§ **To be done**:
Lay out the data as a numbered list, starting at the first line and ending at the line containing "table-row-header: G (74, 500, 136, 543)", both included, with blank lines left out.

§ **Data extract**:
====

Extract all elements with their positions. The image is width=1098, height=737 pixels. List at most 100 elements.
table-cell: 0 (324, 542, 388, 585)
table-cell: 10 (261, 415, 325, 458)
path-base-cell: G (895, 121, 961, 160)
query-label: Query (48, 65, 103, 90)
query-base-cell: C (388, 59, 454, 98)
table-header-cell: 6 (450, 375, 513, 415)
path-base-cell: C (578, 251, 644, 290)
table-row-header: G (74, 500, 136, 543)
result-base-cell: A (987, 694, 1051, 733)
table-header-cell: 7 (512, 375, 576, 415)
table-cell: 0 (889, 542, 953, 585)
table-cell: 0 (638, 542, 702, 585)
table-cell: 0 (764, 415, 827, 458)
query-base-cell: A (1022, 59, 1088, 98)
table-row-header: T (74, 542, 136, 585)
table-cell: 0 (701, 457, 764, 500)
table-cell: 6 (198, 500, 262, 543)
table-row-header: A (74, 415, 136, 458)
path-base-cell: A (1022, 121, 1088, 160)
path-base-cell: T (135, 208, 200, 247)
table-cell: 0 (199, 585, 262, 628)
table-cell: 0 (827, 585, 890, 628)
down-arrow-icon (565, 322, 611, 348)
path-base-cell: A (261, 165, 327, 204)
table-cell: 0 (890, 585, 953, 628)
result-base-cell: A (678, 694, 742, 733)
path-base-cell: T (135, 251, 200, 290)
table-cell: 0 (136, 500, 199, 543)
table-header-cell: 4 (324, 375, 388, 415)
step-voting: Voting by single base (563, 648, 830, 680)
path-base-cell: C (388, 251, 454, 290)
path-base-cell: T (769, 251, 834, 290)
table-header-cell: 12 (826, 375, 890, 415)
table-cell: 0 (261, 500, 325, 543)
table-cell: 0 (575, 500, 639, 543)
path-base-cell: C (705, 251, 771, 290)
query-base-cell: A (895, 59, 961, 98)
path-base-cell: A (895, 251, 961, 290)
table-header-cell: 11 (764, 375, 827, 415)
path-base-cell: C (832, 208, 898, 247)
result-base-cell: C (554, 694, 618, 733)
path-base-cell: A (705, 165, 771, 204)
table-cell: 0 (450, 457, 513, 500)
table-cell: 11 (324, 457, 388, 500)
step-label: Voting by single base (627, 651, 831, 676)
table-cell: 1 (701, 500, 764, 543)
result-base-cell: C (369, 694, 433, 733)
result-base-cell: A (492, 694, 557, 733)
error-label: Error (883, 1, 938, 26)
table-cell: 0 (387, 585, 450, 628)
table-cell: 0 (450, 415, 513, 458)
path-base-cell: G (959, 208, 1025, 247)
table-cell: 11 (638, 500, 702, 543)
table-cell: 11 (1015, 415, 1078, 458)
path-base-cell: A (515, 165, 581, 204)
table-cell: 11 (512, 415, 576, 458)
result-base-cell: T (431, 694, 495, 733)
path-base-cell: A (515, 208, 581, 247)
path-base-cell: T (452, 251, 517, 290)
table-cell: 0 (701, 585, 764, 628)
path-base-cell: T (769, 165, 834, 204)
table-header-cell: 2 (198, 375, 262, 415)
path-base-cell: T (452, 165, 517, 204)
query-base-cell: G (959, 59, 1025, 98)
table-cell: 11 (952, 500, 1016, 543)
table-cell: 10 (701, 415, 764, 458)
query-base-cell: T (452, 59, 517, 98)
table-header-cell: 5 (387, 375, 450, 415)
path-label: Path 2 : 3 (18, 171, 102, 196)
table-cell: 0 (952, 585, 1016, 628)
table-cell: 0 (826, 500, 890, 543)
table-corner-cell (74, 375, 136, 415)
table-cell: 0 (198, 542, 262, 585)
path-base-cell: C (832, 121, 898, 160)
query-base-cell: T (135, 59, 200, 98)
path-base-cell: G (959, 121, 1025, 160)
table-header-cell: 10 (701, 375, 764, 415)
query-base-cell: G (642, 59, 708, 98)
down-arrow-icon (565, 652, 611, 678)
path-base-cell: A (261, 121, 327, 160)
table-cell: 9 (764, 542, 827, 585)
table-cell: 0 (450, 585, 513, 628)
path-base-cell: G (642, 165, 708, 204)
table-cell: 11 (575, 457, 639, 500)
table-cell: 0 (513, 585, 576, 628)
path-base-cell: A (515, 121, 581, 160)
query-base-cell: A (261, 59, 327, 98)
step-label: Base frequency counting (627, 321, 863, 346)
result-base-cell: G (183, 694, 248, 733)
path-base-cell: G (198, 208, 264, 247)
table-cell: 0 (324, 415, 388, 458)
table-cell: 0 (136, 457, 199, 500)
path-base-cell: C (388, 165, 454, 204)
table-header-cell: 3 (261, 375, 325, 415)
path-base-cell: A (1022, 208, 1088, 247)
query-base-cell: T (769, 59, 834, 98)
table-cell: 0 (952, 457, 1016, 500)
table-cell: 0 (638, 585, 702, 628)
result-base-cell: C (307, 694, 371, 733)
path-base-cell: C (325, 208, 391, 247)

====

§ **Result of the exercise**:
1. Extract all elements with their positions. The image is width=1098, height=737 pixels. List at most 100 elements.
2. table-cell: 0 (324, 542, 388, 585)
3. table-cell: 10 (261, 415, 325, 458)
4. path-base-cell: G (895, 121, 961, 160)
5. query-label: Query (48, 65, 103, 90)
6. query-base-cell: C (388, 59, 454, 98)
7. table-header-cell: 6 (450, 375, 513, 415)
8. path-base-cell: C (578, 251, 644, 290)
9. table-row-header: G (74, 500, 136, 543)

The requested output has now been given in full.